§ Page extract:
· · · ·

# Fight



## BIGMIKE1 (Mar 21, 2006)

http://72.137.121.13/fights/mike/index.html

He fights 4 guys !!! omg im dieing of laughter!!


----------



## LexusGS (Mar 21, 2006)

wrong section dumbass.


----------



## Goodfella9783 (Mar 21, 2006)

BIGMIKE1 said:
			
		

> http://72.137.121.13/fights/mike/index.html
> 
> He fights 4 guys !!! omg im dieing of laughter!!


 
1. Not even sure a punch landed
2. Didn't see more than 1 punch thrown from the opposing 4
3. Any 4 fighters with decent fighting ability would've beaten that dude down quick
4. Don't think any of those dudes wanted to fight

Vallely is probably a tough dude, but look who he just fought. That was a disgrace. Show us a video of him fighting someone near his weight and build who actually wants to fight him.


----------



## Dale Mabry (Mar 21, 2006)

To open chat you go.


----------



## maniclion (Mar 21, 2006)

He seemed to back up when Charlie Pride entered the picture.


----------



## The Monkey Man (Mar 21, 2006)

maniclion said:
			
		

> He seemed to back up when Charlie Pride entered the picture.


----------



## BigDyl (Mar 21, 2006)

Goodfella9783 said:
			
		

> 1. Not even sure a punch landed
> 2. Didn't see more than 1 punch thrown from the opposing 4
> 3. Any 4 fighters with decent fighting ability would've beaten that dude down quick
> 4. Don't think any of those dudes wanted to fight
> ...




I'd like to fight you.


----------



## Monster Mayhem (Mar 21, 2006)

i would beat his monkey ass!!!! those kids didnt even fight him.. that was a joke. if he went up againt somone who knew what they were doing that dumbass would have gotten owned cuz he doesnt no how to fight!!!!


----------



## BigDyl (Mar 21, 2006)

· · · ·

§ Exercise:
Reproduce word for word the part of the fight thread above that begins with "Vallely is probably" and ends after "Mabry (Mar 21, 2006)".

· · · ·

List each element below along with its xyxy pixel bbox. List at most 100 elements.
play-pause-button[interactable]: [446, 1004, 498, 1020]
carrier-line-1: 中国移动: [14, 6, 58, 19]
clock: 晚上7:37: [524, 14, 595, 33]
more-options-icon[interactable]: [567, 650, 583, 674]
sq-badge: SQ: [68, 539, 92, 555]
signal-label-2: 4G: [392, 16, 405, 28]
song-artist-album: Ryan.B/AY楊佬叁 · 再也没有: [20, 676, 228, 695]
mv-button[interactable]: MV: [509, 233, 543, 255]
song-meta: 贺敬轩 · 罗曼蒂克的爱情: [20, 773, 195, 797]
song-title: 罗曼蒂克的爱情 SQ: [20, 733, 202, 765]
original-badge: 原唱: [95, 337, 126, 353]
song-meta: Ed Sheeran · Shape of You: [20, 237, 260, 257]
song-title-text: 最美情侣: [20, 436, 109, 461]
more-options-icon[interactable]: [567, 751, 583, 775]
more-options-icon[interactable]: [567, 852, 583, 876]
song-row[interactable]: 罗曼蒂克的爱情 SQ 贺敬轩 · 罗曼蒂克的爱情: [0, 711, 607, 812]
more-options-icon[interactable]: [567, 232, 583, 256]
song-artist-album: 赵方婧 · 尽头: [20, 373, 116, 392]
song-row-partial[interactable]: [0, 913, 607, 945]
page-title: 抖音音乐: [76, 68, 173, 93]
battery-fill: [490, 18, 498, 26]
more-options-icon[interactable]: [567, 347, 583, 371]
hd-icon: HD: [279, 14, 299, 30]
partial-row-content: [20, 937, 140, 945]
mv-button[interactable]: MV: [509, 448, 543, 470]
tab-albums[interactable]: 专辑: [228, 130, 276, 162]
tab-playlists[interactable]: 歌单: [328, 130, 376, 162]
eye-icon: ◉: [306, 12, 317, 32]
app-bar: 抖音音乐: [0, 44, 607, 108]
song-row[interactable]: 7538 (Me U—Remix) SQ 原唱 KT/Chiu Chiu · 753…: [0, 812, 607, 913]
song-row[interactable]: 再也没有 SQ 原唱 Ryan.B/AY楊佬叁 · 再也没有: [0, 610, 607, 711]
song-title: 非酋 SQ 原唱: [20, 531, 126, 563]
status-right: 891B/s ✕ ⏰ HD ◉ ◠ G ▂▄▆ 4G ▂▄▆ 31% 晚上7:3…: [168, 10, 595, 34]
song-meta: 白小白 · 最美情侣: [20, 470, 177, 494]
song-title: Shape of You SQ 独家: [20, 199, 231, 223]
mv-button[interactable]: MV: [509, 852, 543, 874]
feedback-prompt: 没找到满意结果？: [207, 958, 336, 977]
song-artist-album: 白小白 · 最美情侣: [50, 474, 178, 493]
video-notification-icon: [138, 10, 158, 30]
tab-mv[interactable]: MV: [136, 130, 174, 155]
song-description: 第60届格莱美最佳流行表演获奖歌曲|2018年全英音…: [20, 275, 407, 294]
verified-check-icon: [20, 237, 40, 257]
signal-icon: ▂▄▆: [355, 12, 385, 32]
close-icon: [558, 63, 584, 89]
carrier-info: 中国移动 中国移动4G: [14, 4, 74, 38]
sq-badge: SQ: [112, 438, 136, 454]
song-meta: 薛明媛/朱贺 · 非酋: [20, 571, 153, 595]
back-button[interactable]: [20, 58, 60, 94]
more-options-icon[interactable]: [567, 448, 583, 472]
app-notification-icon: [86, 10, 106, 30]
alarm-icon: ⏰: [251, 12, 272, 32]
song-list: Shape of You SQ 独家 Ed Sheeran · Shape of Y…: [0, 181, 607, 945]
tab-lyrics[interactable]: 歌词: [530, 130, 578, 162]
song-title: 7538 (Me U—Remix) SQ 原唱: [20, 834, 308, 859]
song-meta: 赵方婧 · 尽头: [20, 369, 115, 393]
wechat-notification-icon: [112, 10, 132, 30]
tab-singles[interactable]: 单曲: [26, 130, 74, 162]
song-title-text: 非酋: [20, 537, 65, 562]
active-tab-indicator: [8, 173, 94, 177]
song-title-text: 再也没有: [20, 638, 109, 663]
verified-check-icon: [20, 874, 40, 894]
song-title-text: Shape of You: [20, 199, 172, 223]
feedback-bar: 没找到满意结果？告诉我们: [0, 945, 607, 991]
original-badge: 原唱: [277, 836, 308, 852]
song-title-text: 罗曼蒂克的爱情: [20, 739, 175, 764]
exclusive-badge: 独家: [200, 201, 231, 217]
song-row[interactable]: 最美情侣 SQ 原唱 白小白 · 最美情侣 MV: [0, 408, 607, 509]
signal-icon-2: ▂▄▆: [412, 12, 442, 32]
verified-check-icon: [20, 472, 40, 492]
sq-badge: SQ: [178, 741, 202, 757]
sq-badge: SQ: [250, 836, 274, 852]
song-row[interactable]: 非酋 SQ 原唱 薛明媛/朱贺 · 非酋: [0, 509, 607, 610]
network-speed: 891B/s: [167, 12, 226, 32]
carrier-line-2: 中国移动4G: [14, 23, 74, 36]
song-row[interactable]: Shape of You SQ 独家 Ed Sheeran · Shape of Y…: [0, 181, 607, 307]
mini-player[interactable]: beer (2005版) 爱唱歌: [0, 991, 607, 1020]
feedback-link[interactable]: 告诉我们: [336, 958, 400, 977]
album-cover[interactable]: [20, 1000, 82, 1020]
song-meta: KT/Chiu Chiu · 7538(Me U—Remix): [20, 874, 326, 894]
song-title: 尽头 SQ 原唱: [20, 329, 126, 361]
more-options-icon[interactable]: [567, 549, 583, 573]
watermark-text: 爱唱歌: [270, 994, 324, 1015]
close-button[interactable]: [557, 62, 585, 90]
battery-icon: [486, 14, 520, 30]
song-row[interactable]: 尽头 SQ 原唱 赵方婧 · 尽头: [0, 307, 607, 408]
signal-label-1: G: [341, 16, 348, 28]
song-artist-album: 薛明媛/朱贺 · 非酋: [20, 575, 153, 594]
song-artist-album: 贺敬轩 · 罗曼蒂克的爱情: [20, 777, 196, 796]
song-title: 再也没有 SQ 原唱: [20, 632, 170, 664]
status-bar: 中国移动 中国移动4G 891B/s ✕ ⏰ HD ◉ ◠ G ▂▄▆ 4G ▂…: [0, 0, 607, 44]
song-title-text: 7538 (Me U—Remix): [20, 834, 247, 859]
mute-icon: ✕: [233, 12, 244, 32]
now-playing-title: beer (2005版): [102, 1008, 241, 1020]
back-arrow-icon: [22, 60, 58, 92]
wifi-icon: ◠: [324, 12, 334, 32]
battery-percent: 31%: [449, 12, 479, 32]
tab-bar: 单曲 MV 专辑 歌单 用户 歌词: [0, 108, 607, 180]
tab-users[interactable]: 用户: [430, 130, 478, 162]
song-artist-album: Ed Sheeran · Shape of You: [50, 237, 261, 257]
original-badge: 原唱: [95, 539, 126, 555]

· · · ·

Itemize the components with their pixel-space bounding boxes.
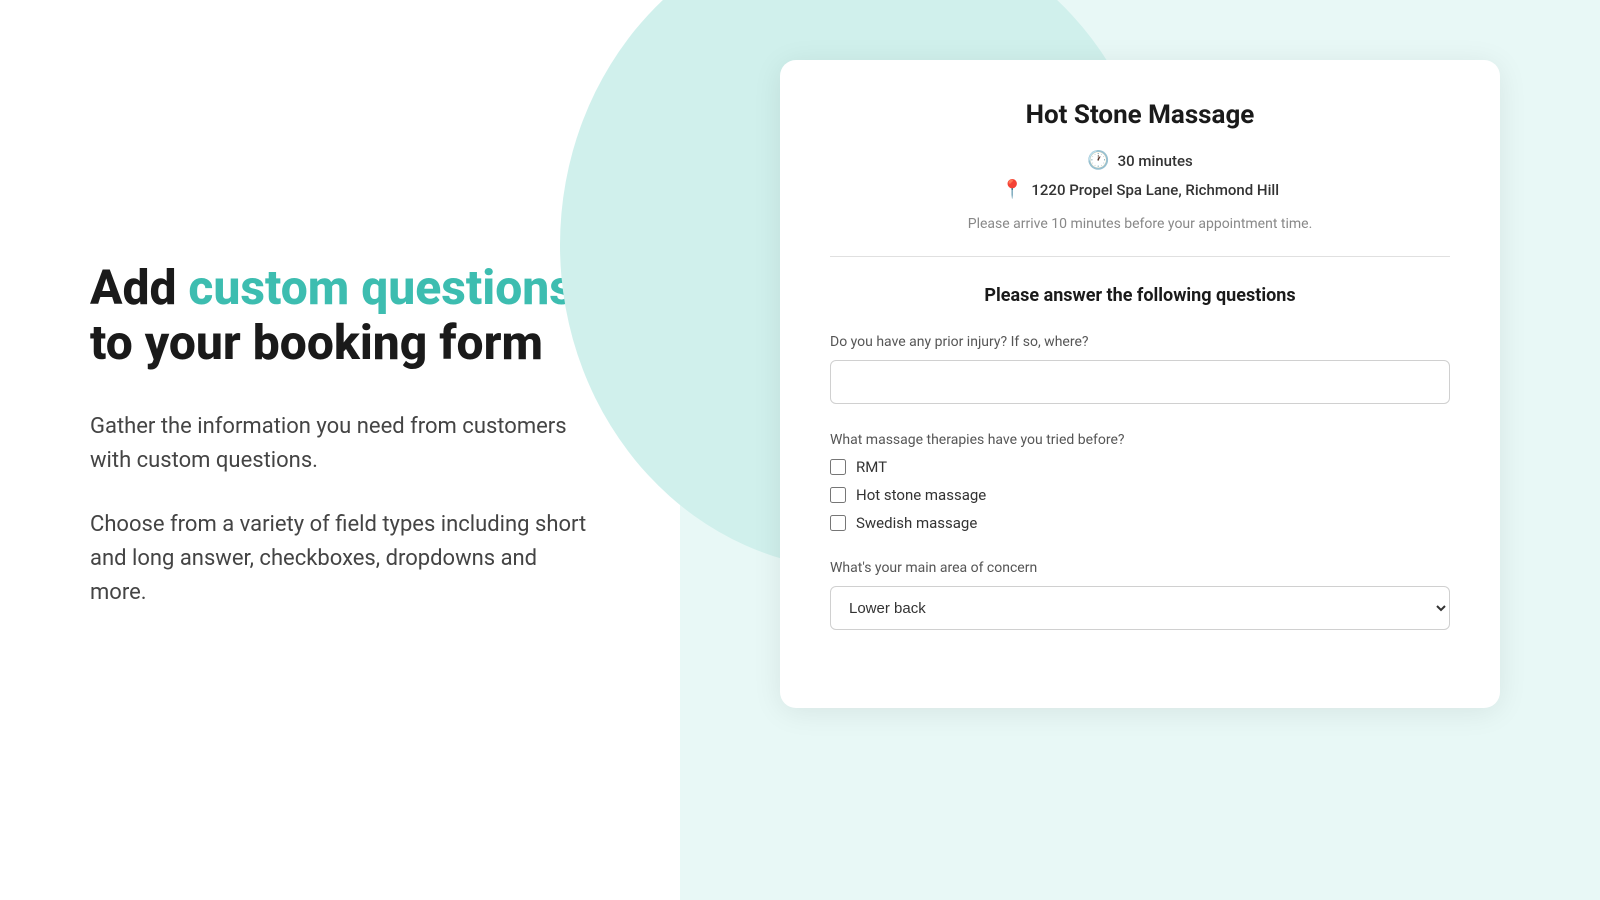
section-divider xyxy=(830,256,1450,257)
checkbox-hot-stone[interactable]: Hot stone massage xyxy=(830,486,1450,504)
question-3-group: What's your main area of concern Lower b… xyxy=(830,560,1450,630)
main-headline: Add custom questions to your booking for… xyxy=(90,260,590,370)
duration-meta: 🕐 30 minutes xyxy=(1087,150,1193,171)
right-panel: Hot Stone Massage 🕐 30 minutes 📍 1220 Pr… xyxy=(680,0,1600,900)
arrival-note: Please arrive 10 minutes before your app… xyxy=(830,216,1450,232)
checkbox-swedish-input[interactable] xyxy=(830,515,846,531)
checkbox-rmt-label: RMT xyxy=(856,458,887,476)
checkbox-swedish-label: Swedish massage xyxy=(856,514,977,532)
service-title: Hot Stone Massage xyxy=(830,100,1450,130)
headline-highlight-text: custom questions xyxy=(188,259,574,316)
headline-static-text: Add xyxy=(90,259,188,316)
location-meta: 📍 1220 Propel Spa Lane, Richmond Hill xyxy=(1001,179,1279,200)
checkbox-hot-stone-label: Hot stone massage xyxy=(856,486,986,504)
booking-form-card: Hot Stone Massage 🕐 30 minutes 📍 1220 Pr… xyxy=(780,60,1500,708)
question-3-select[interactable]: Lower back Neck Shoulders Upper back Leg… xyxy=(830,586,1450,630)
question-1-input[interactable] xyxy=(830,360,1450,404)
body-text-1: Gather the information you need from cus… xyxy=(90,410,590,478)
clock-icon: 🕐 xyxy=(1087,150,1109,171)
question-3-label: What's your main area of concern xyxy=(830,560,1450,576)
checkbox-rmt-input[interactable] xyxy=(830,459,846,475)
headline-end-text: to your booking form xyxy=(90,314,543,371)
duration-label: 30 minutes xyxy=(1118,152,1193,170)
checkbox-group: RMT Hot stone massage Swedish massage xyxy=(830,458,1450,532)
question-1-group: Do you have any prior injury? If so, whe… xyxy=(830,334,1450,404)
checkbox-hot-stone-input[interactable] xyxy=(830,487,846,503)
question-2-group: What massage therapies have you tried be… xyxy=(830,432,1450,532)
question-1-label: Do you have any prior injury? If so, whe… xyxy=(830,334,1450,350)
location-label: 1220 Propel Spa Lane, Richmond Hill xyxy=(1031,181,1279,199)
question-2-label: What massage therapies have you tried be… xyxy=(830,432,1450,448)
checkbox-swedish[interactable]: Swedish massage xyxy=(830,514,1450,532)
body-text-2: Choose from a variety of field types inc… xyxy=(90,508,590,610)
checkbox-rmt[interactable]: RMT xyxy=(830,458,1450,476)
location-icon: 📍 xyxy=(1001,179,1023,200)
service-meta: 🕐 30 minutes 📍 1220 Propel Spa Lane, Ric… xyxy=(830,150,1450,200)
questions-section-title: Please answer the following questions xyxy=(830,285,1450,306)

· · · ·

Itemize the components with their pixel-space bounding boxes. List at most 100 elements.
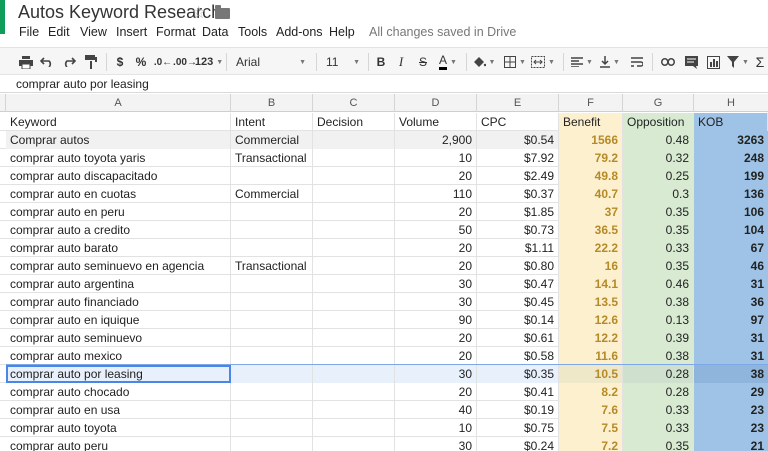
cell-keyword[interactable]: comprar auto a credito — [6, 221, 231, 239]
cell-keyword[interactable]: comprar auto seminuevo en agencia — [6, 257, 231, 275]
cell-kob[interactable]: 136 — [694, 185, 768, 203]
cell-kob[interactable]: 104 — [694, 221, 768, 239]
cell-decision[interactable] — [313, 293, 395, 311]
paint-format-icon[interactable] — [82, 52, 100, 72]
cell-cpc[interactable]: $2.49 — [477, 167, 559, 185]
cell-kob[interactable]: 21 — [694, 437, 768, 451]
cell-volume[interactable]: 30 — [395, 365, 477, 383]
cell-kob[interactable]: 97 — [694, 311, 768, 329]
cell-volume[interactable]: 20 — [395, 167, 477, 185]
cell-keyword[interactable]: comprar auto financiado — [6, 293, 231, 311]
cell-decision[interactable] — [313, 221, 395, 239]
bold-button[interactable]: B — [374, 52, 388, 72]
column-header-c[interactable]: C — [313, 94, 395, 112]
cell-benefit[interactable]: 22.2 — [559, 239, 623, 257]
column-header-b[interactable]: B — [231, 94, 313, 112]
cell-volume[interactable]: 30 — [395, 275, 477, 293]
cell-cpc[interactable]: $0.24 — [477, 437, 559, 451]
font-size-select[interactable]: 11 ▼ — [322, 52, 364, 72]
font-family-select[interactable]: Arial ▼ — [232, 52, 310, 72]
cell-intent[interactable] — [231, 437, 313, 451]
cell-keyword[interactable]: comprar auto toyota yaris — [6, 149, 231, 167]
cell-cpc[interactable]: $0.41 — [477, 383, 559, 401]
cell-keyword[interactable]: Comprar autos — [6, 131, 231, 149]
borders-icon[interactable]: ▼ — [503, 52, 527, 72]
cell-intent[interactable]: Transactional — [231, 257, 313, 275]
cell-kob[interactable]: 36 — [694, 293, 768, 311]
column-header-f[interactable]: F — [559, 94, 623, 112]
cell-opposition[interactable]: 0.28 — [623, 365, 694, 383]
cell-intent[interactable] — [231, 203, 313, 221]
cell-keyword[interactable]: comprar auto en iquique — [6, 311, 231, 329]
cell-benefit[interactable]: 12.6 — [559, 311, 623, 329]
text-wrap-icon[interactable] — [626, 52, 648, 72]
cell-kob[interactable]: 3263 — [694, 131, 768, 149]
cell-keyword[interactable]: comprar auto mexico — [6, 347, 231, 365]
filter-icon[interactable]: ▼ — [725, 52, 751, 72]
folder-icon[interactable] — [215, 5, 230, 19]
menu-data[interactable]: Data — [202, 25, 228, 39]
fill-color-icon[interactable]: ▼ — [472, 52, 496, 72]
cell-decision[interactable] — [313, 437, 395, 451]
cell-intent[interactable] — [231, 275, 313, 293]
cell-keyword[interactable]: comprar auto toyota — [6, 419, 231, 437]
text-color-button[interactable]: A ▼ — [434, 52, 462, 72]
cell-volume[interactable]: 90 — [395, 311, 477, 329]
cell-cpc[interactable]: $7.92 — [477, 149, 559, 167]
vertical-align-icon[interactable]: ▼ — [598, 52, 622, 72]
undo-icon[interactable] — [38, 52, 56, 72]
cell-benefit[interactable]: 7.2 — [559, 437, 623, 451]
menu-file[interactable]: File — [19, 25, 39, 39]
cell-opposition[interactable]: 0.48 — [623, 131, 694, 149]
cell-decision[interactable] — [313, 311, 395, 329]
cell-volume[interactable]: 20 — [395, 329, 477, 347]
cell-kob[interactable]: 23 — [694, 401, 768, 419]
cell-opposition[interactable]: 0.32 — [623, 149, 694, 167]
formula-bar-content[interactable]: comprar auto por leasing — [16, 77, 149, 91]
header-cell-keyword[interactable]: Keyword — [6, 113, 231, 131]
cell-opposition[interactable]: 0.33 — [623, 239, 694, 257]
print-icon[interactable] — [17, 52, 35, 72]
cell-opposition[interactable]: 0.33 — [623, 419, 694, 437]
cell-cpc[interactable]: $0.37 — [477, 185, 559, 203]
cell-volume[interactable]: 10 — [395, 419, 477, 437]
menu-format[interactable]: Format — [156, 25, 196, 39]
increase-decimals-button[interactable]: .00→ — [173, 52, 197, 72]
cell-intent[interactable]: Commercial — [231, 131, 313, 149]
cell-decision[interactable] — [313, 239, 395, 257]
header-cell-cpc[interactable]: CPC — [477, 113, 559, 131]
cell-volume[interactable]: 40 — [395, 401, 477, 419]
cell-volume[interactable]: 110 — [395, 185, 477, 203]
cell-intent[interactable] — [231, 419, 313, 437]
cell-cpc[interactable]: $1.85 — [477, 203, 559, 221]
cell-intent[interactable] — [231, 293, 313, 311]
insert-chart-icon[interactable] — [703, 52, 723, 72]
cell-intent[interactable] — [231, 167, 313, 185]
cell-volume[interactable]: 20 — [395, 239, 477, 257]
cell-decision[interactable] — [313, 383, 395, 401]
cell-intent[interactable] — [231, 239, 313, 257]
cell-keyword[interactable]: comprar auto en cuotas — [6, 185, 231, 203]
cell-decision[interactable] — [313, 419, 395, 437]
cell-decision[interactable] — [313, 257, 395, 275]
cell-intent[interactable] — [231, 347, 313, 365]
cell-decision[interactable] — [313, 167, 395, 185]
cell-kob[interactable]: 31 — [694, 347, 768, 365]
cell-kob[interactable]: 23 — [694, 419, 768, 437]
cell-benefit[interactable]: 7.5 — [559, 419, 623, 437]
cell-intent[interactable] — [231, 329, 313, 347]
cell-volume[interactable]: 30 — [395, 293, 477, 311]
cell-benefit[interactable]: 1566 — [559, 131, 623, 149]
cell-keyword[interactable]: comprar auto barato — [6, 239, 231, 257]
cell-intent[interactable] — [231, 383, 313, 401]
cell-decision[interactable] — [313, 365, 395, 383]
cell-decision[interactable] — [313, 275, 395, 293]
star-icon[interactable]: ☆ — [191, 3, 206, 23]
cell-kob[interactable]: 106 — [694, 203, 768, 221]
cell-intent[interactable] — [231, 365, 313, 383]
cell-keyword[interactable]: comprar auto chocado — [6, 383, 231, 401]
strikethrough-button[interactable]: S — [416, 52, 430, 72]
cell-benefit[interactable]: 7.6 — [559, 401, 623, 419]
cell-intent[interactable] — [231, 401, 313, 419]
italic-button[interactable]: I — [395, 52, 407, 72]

· · · ·

§ Response to the task:
Vallely is probably a tough dude, but look who he just fought. That was a disgrace. Show us a video of him fighting someone near his weight and build who actually wants to fight him.


----------



## Dale Mabry (Mar 21, 2006)